EXERCISE GOAL: Look for "jquery" in each line of the entries, and return the matching lines.

INPUT RECORDS:
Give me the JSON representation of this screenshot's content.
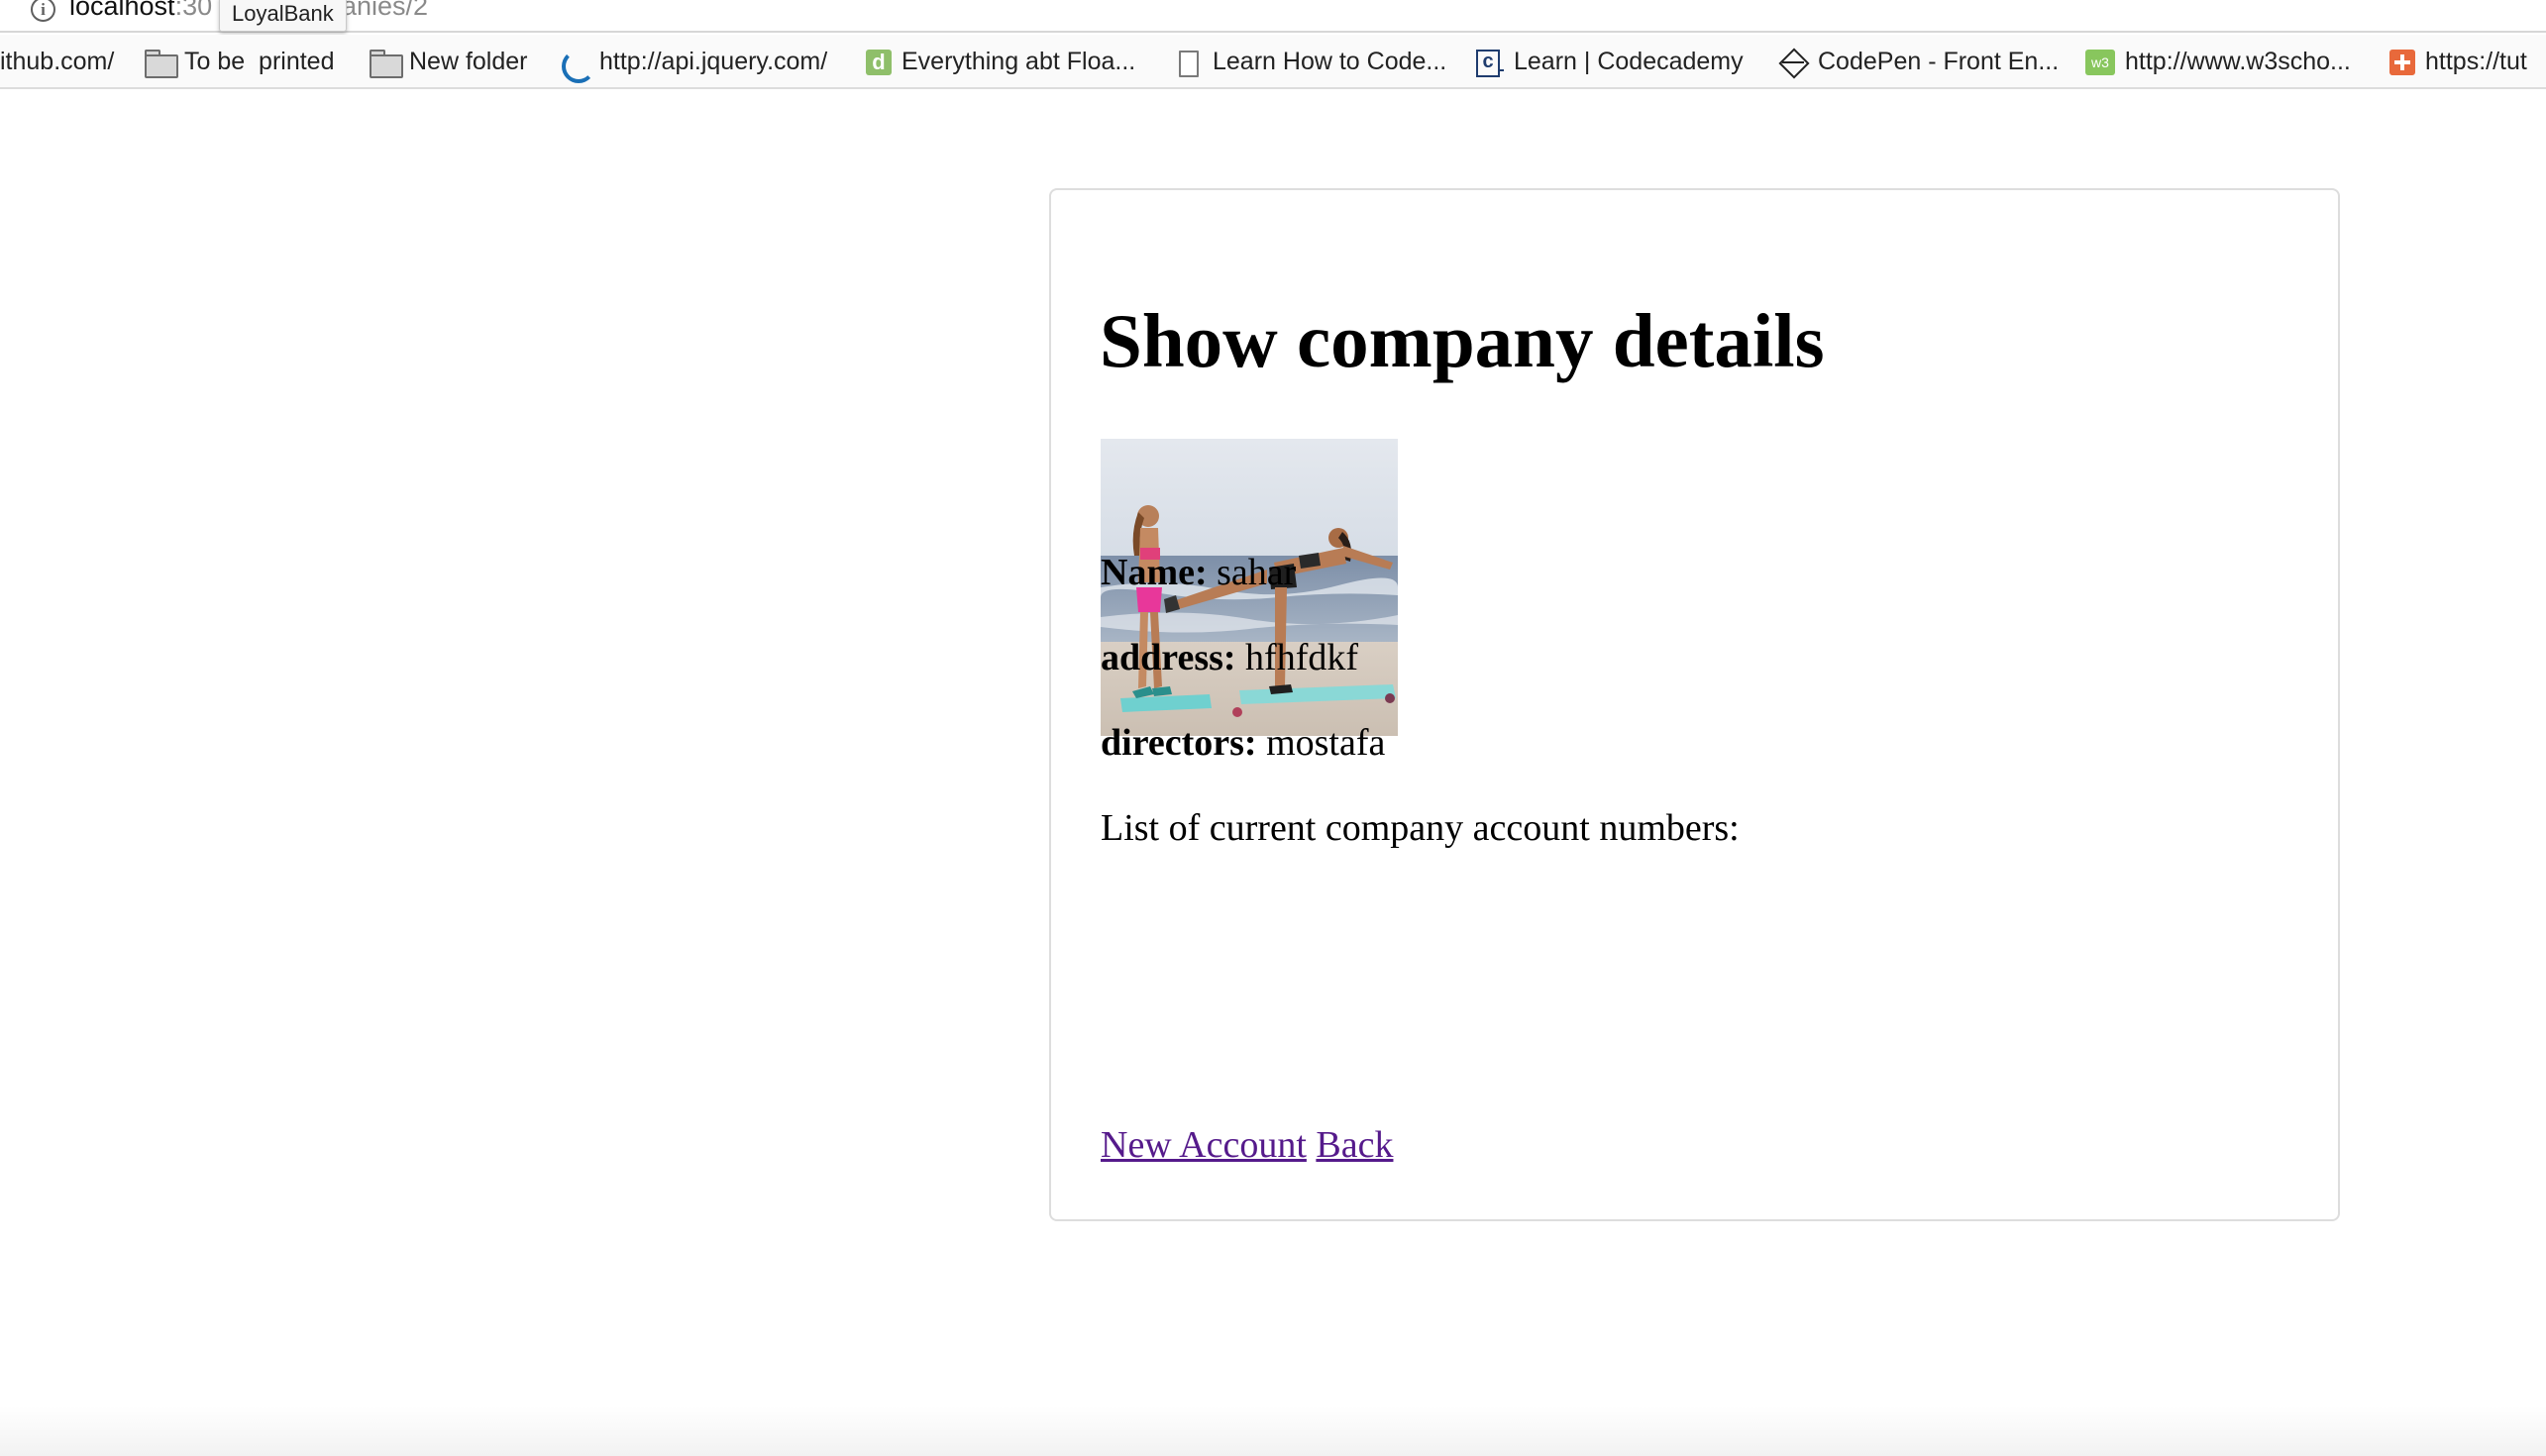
{
  "browser": {
    "url_host": "localhost",
    "url_port": ":30",
    "url_path": "anies/2",
    "tooltip": "LoyalBank"
  },
  "bookmarks": [
    {
      "label": "ithub.com/",
      "icon": "none"
    },
    {
      "label": "To be  printed",
      "icon": "folder-icon"
    },
    {
      "label": "New folder",
      "icon": "folder-icon"
    },
    {
      "label": "http://api.jquery.com/",
      "icon": "jquery-icon"
    },
    {
      "label": "Everything abt Floa...",
      "icon": "d-favicon"
    },
    {
      "label": "Learn How to Code...",
      "icon": "page-icon"
    },
    {
      "label": "Learn | Codecademy",
      "icon": "codecademy-icon"
    },
    {
      "label": "CodePen - Front En...",
      "icon": "codepen-icon"
    },
    {
      "label": "http://www.w3scho...",
      "icon": "w3schools-icon"
    },
    {
      "label": "https://tut",
      "icon": "plus-favicon"
    }
  ],
  "page": {
    "title": "Show company details",
    "photo_alt": "company-logo-photo",
    "fields": [
      {
        "label": "Name:",
        "value": "sahar"
      },
      {
        "label": "address:",
        "value": "hfhfdkf"
      },
      {
        "label": "directors:",
        "value": "mostafa"
      }
    ],
    "accounts_heading": "List of current company account numbers:",
    "links": {
      "new_account": "New Account",
      "back": "Back"
    }
  },
  "colors": {
    "link_visited": "#551a8b",
    "card_border": "#dddddd",
    "text": "#000000"
  }
}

THE REPLY:
      "label": "http://api.jquery.com/",
      "icon": "jquery-icon"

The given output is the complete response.